AIM: Word for word, print each line of the listing below; pictures stay out.

DATA TO USE:

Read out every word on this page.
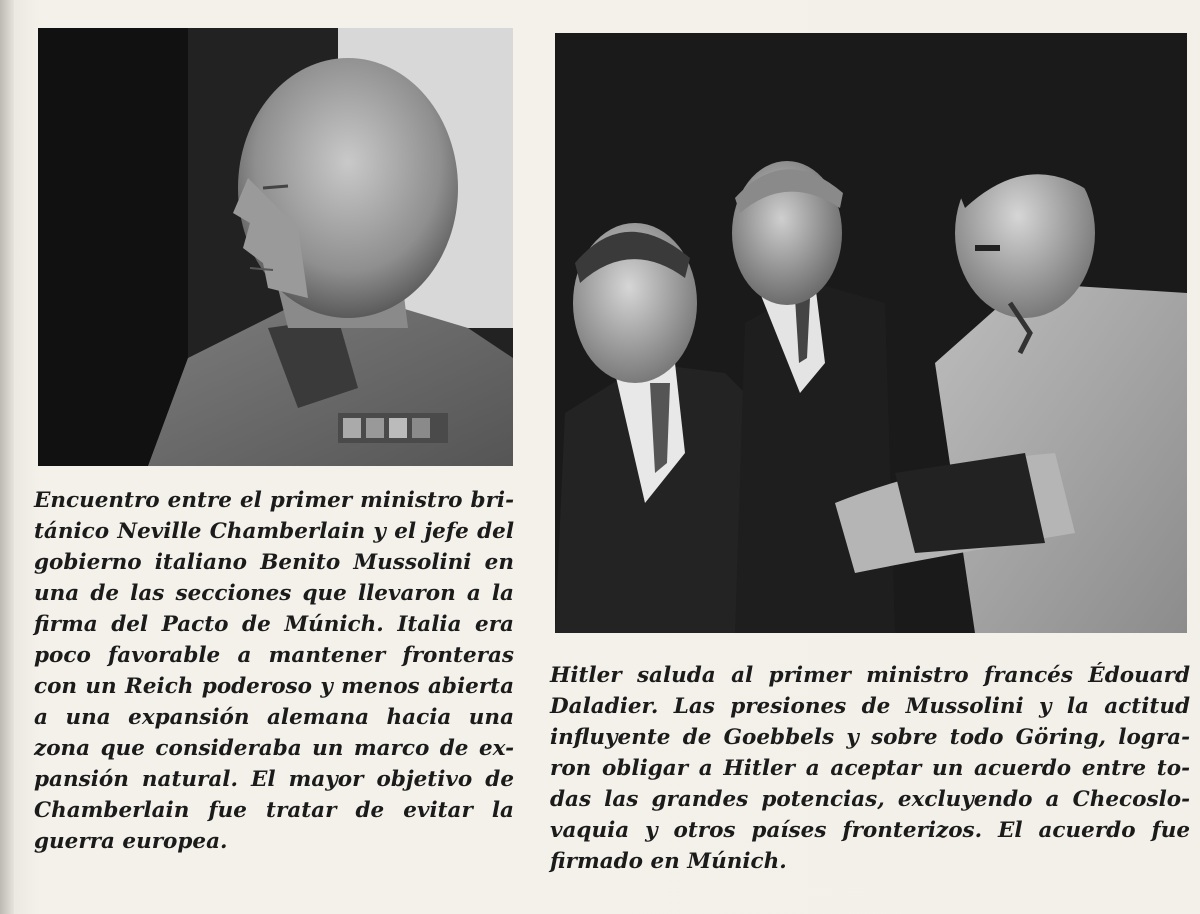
Encuentro entre el primer ministro bri-
tánico Neville Chamberlain y el jefe del
gobierno italiano Benito Mussolini en
una de las secciones que llevaron a la
firma del Pacto de Múnich. Italia era
poco favorable a mantener fronteras
con un Reich poderoso y menos abierta
a una expansión alemana hacia una
zona que consideraba un marco de ex-
pansión natural. El mayor objetivo de
Chamberlain fue tratar de evitar la
guerra europea.
Hitler saluda al primer ministro francés Édouard
Daladier. Las presiones de Mussolini y la actitud
influyente de Goebbels y sobre todo Göring, logra-
ron obligar a Hitler a aceptar un acuerdo entre to-
das las grandes potencias, excluyendo a Checoslo-
vaquia y otros países fronterizos. El acuerdo fue
firmado en Múnich.
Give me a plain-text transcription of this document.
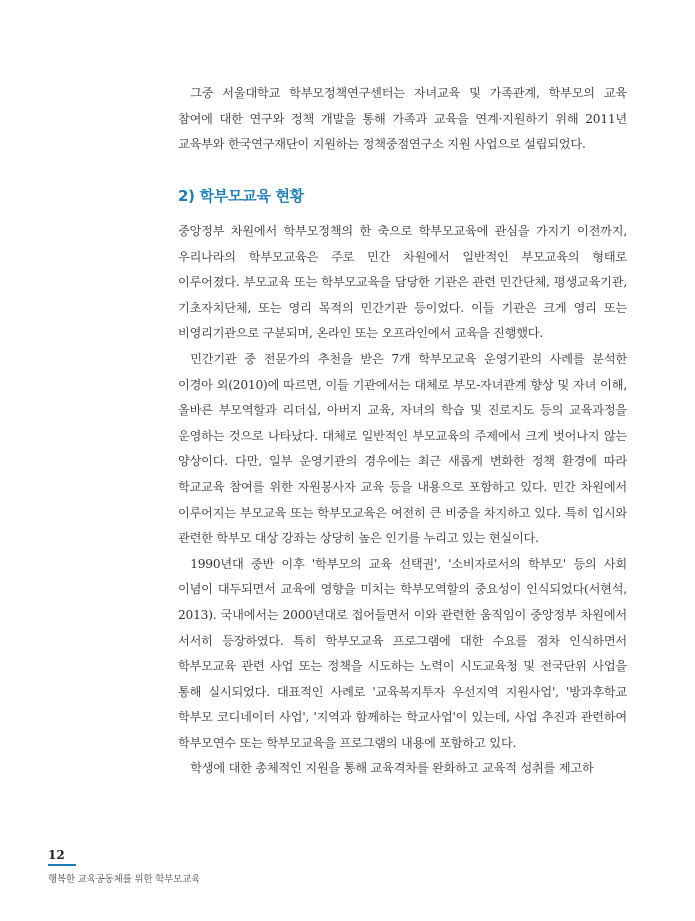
그중 서울대학교 학부모정책연구센터는 자녀교육 및 가족관계, 학부모의 교육 참여에 대한 연구와 정책 개발을 통해 가족과 교육을 연계·지원하기 위해 2011년 교육부와 한국연구재단이 지원하는 정책중점연구소 지원 사업으로 설립되었다.

2) 학부모교육 현황

중앙정부 차원에서 학부모정책의 한 축으로 학부모교육에 관심을 가지기 이전까지, 우리나라의 학부모교육은 주로 민간 차원에서 일반적인 부모교육의 형태로 이루어졌다. 부모교육 또는 학부모교육을 담당한 기관은 관련 민간단체, 평생교육기관, 기초자치단체, 또는 영리 목적의 민간기관 등이었다. 이들 기관은 크게 영리 또는 비영리기관으로 구분되며, 온라인 또는 오프라인에서 교육을 진행했다.

민간기관 중 전문가의 추천을 받은 7개 학부모교육 운영기관의 사례를 분석한 이경아 외(2010)에 따르면, 이들 기관에서는 대체로 부모-자녀관계 향상 및 자녀 이해, 올바른 부모역할과 리더십, 아버지 교육, 자녀의 학습 및 진로지도 등의 교육과정을 운영하는 것으로 나타났다. 대체로 일반적인 부모교육의 주제에서 크게 벗어나지 않는 양상이다. 다만, 일부 운영기관의 경우에는 최근 새롭게 변화한 정책 환경에 따라 학교교육 참여를 위한 자원봉사자 교육 등을 내용으로 포함하고 있다. 민간 차원에서 이루어지는 부모교육 또는 학부모교육은 여전히 큰 비중을 차지하고 있다. 특히 입시와 관련한 학부모 대상 강좌는 상당히 높은 인기를 누리고 있는 현실이다.

1990년대 중반 이후 '학부모의 교육 선택권', '소비자로서의 학부모' 등의 사회 이념이 대두되면서 교육에 영향을 미치는 학부모역할의 중요성이 인식되었다(서현석, 2013). 국내에서는 2000년대로 접어들면서 이와 관련한 움직임이 중앙정부 차원에서 서서히 등장하였다. 특히 학부모교육 프로그램에 대한 수요를 점차 인식하면서 학부모교육 관련 사업 또는 정책을 시도하는 노력이 시도교육청 및 전국단위 사업을 통해 실시되었다. 대표적인 사례로 '교육복지투자 우선지역 지원사업', '방과후학교 학부모 코디네이터 사업', '지역과 함께하는 학교사업'이 있는데, 사업 추진과 관련하여 학부모연수 또는 학부모교육을 프로그램의 내용에 포함하고 있다.

학생에 대한 총체적인 지원을 통해 교육격차를 완화하고 교육적 성취를 제고하

12
행복한 교육공동체를 위한 학부모교육
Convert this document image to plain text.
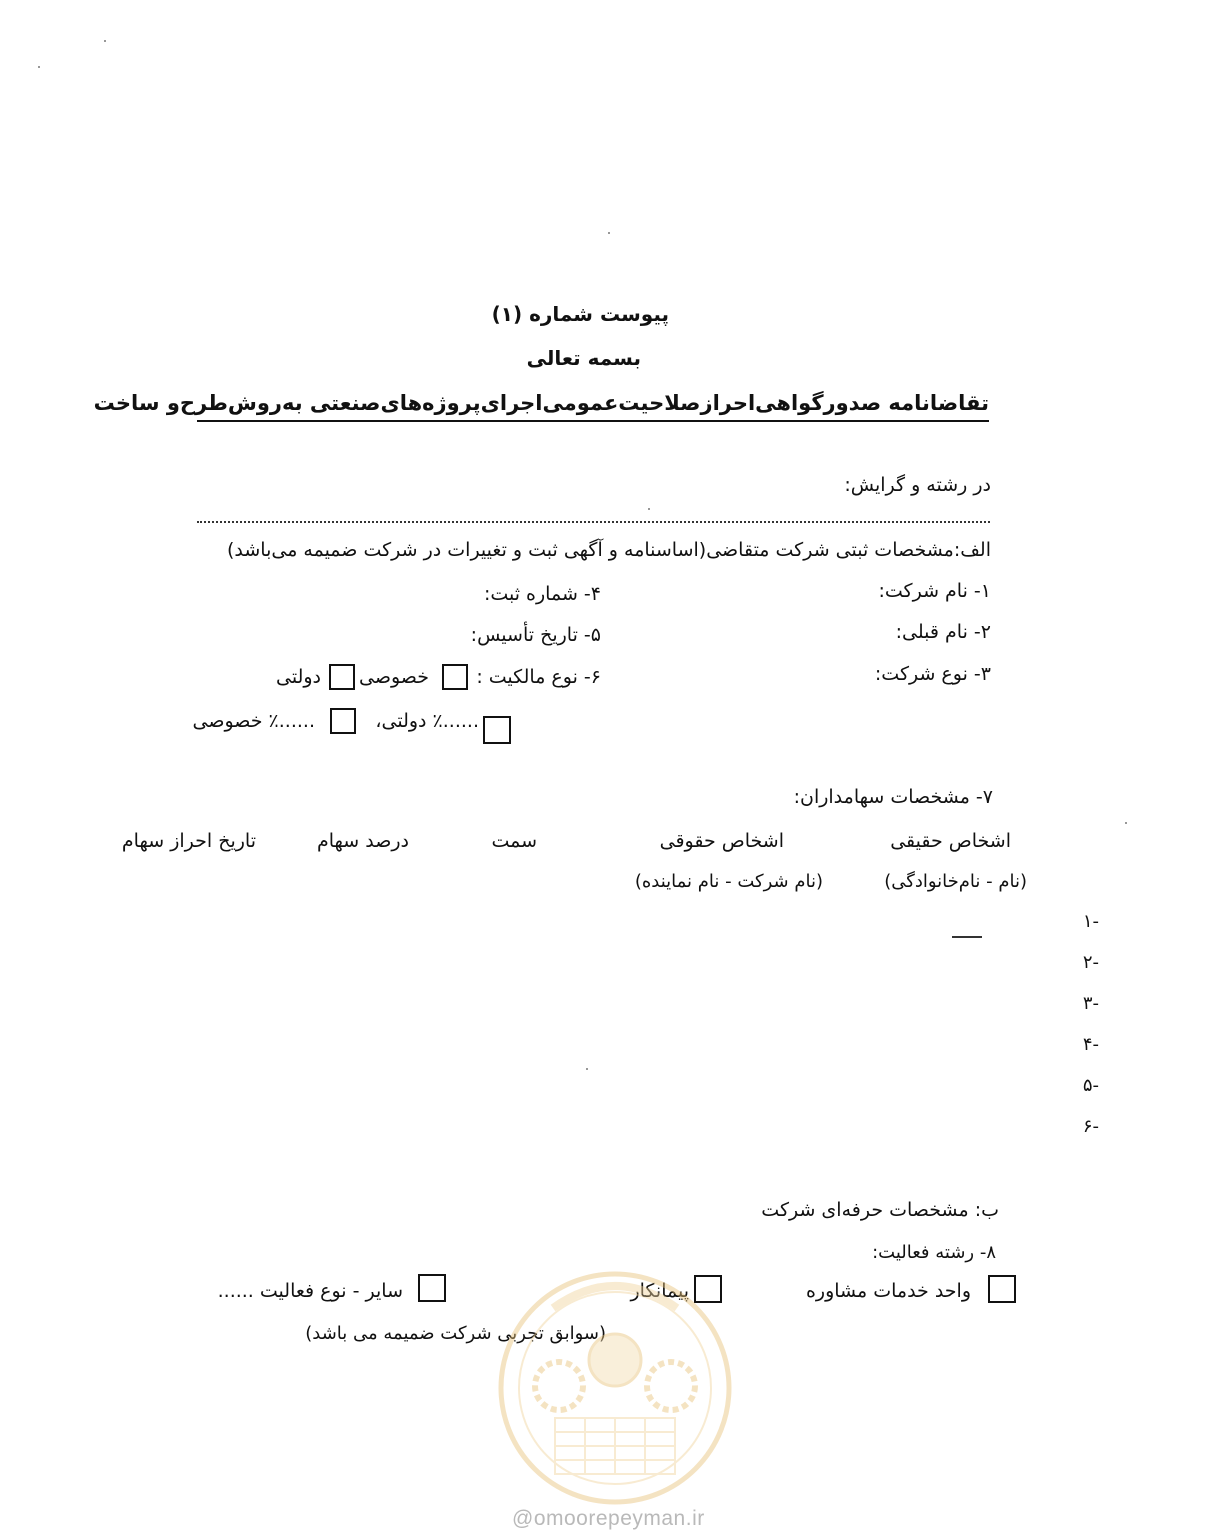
پیوست شماره (۱)
بسمه تعالی
تقاضانامه صدورگواهی‌احرازصلاحیت‌عمومی‌اجرای‌پروژه‌های‌صنعتی به‌روش‌طرح‌و ساخت
در رشته و گرایش:
الف:مشخصات ثبتی شرکت متقاضی(اساسنامه و آگهی ثبت و تغییرات در شرکت ضمیمه می‌باشد)
۱- نام شرکت:
۴- شماره ثبت:
۲- نام قبلی:
۵- تاریخ تأسیس:
۳- نوع شرکت:
۶- نوع مالکیت :
خصوصی
دولتی
......٪ دولتی،
......٪ خصوصی
۷- مشخصات سهامداران:
اشخاص حقیقی
اشخاص حقوقی
سمت
درصد سهام
تاریخ احراز سهام
(نام - نام‌خانوادگی)
(نام شرکت - نام نماینده)
-۱
-۲
-۳
-۴
-۵
-۶
ب: مشخصات حرفه‌ای شرکت
۸- رشته فعالیت:
واحد خدمات مشاوره
پیمانکار
سایر - نوع فعالیت ......
(سوابق تجربی شرکت ضمیمه می باشد)
@omoorepeyman.ir
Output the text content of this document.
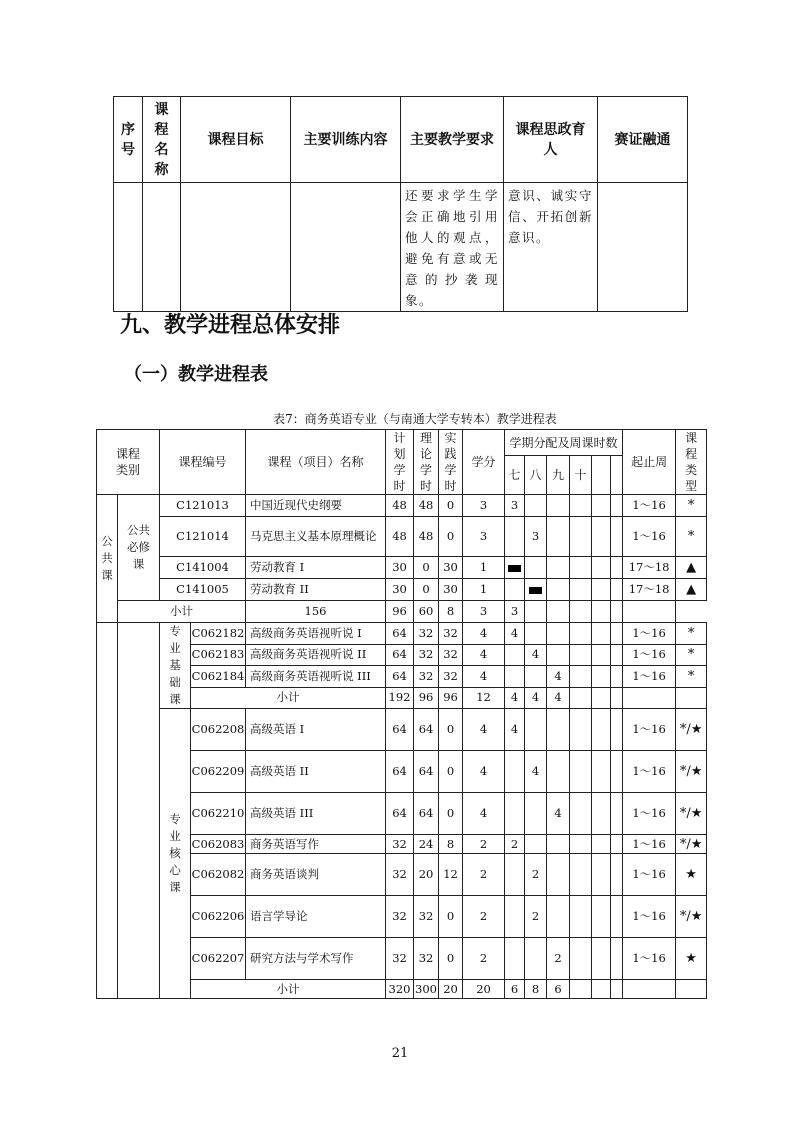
序号	课程名称	课程目标	主要训练内容	主要教学要求	课程思政育人	赛证融通
				还要求学生学会正确地引用他人的观点，避免有意或无意的抄袭现象。	意识、诚实守信、开拓创新意识。	
九、教学进程总体安排
（一）教学进程表
表7：商务英语专业（与南通大学专转本）教学进程表
课程类别		课程编号		课程（项目）名称	计划学时	理论学时	实践学时	学分	学期分配及周课时数						起止周	课程类型
									七	八	九	十				
公共课	公共必修课	C121013		中国近现代史纲要	48	48	0	3	3						1～16	*
		C121014		马克思主义基本原理概论	48	48	0	3		3					1～16	*
		C141004		劳动教育 I	30	0	30	1							17～18	▲
		C141005		劳动教育 II	30	0	30	1							17～18	▲
	小计			156	96	60	8	3	3							
		专业基础课	C062182	高级商务英语视听说 I	64	32	32	4	4						1～16	*
			C062183	高级商务英语视听说 II	64	32	32	4		4					1～16	*
			C062184	高级商务英语视听说 III	64	32	32	4			4				1～16	*
			小计		192	96	96	12	4	4	4					
		专业核心课	C062208	高级英语 I	64	64	0	4	4						1～16	*/★
			C062209	高级英语 II	64	64	0	4		4					1～16	*/★
			C062210	高级英语 III	64	64	0	4			4				1～16	*/★
			C062083	商务英语写作	32	24	8	2	2						1～16	*/★
			C062082	商务英语谈判	32	20	12	2		2					1～16	★
			C062206	语言学导论	32	32	0	2		2					1～16	*/★
			C062207	研究方法与学术写作	32	32	0	2			2				1～16	★
			小计		320	300	20	20	6	8	6					
21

REPLY TO THE TASK:
Read out every word on this page.
Encuentro entre el primer ministro bri-
tánico Neville Chamberlain y el jefe del
gobierno italiano Benito Mussolini en
una de las secciones que llevaron a la
firma del Pacto de Múnich. Italia era
poco favorable a mantener fronteras
con un Reich poderoso y menos abierta
a una expansión alemana hacia una
zona que consideraba un marco de ex-
pansión natural. El mayor objetivo de
Chamberlain fue tratar de evitar la
guerra europea.
Hitler saluda al primer ministro francés Édouard
Daladier. Las presiones de Mussolini y la actitud
influyente de Goebbels y sobre todo Göring, logra-
ron obligar a Hitler a aceptar un acuerdo entre to-
das las grandes potencias, excluyendo a Checoslo-
vaquia y otros países fronterizos. El acuerdo fue
firmado en Múnich.
Give me a plain-text transcription of this document.
그중 서울대학교 학부모정책연구센터는 자녀교육 및 가족관계, 학부모의 교육 참여에 대한 연구와 정책 개발을 통해 가족과 교육을 연계·지원하기 위해 2011년 교육부와 한국연구재단이 지원하는 정책중점연구소 지원 사업으로 설립되었다.

2) 학부모교육 현황

중앙정부 차원에서 학부모정책의 한 축으로 학부모교육에 관심을 가지기 이전까지, 우리나라의 학부모교육은 주로 민간 차원에서 일반적인 부모교육의 형태로 이루어졌다. 부모교육 또는 학부모교육을 담당한 기관은 관련 민간단체, 평생교육기관, 기초자치단체, 또는 영리 목적의 민간기관 등이었다. 이들 기관은 크게 영리 또는 비영리기관으로 구분되며, 온라인 또는 오프라인에서 교육을 진행했다.

민간기관 중 전문가의 추천을 받은 7개 학부모교육 운영기관의 사례를 분석한 이경아 외(2010)에 따르면, 이들 기관에서는 대체로 부모-자녀관계 향상 및 자녀 이해, 올바른 부모역할과 리더십, 아버지 교육, 자녀의 학습 및 진로지도 등의 교육과정을 운영하는 것으로 나타났다. 대체로 일반적인 부모교육의 주제에서 크게 벗어나지 않는 양상이다. 다만, 일부 운영기관의 경우에는 최근 새롭게 변화한 정책 환경에 따라 학교교육 참여를 위한 자원봉사자 교육 등을 내용으로 포함하고 있다. 민간 차원에서 이루어지는 부모교육 또는 학부모교육은 여전히 큰 비중을 차지하고 있다. 특히 입시와 관련한 학부모 대상 강좌는 상당히 높은 인기를 누리고 있는 현실이다.

1990년대 중반 이후 '학부모의 교육 선택권', '소비자로서의 학부모' 등의 사회 이념이 대두되면서 교육에 영향을 미치는 학부모역할의 중요성이 인식되었다(서현석, 2013). 국내에서는 2000년대로 접어들면서 이와 관련한 움직임이 중앙정부 차원에서 서서히 등장하였다. 특히 학부모교육 프로그램에 대한 수요를 점차 인식하면서 학부모교육 관련 사업 또는 정책을 시도하는 노력이 시도교육청 및 전국단위 사업을 통해 실시되었다. 대표적인 사례로 '교육복지투자 우선지역 지원사업', '방과후학교 학부모 코디네이터 사업', '지역과 함께하는 학교사업'이 있는데, 사업 추진과 관련하여 학부모연수 또는 학부모교육을 프로그램의 내용에 포함하고 있다.

학생에 대한 총체적인 지원을 통해 교육격차를 완화하고 교육적 성취를 제고하

12
행복한 교육공동체를 위한 학부모교육
Convert this document image to plain text.
پیوست شماره (۱)
بسمه تعالی
تقاضانامه صدورگواهی‌احرازصلاحیت‌عمومی‌اجرای‌پروژه‌های‌صنعتی به‌روش‌طرح‌و ساخت
در رشته و گرایش:
الف:مشخصات ثبتی شرکت متقاضی(اساسنامه و آگهی ثبت و تغییرات در شرکت ضمیمه می‌باشد)
۱- نام شرکت:
۴- شماره ثبت:
۲- نام قبلی:
۵- تاریخ تأسیس:
۳- نوع شرکت:
۶- نوع مالکیت :
خصوصی
دولتی
......٪ دولتی،
......٪ خصوصی
۷- مشخصات سهامداران:
اشخاص حقیقی
اشخاص حقوقی
سمت
درصد سهام
تاریخ احراز سهام
(نام - نام‌خانوادگی)
(نام شرکت - نام نماینده)
-۱
-۲
-۳
-۴
-۵
-۶
ب: مشخصات حرفه‌ای شرکت
۸- رشته فعالیت:
واحد خدمات مشاوره
پیمانکار
سایر - نوع فعالیت ......
(سوابق تجربی شرکت ضمیمه می باشد)
@omoorepeyman.ir
Output the text content of this document.
序号	课程名称	课程目标	主要训练内容	主要教学要求	课程思政育人	赛证融通
				还要求学生学会正确地引用他人的观点，避免有意或无意的抄袭现象。	意识、诚实守信、开拓创新意识。	
九、教学进程总体安排
（一）教学进程表
表7：商务英语专业（与南通大学专转本）教学进程表
课程类别		课程编号		课程（项目）名称	计划学时	理论学时	实践学时	学分	学期分配及周课时数						起止周	课程类型
									七	八	九	十				
公共课	公共必修课	C121013		中国近现代史纲要	48	48	0	3	3						1～16	*
		C121014		马克思主义基本原理概论	48	48	0	3		3					1～16	*
		C141004		劳动教育 I	30	0	30	1							17～18	▲
		C141005		劳动教育 II	30	0	30	1							17～18	▲
	小计			156	96	60	8	3	3							
		专业基础课	C062182	高级商务英语视听说 I	64	32	32	4	4						1～16	*
			C062183	高级商务英语视听说 II	64	32	32	4		4					1～16	*
			C062184	高级商务英语视听说 III	64	32	32	4			4				1～16	*
			小计		192	96	96	12	4	4	4					
		专业核心课	C062208	高级英语 I	64	64	0	4	4						1～16	*/★
			C062209	高级英语 II	64	64	0	4		4					1～16	*/★
			C062210	高级英语 III	64	64	0	4			4				1～16	*/★
			C062083	商务英语写作	32	24	8	2	2						1～16	*/★
			C062082	商务英语谈判	32	20	12	2		2					1～16	★
			C062206	语言学导论	32	32	0	2		2					1～16	*/★
			C062207	研究方法与学术写作	32	32	0	2			2				1～16	★
			小计		320	300	20	20	6	8	6					
21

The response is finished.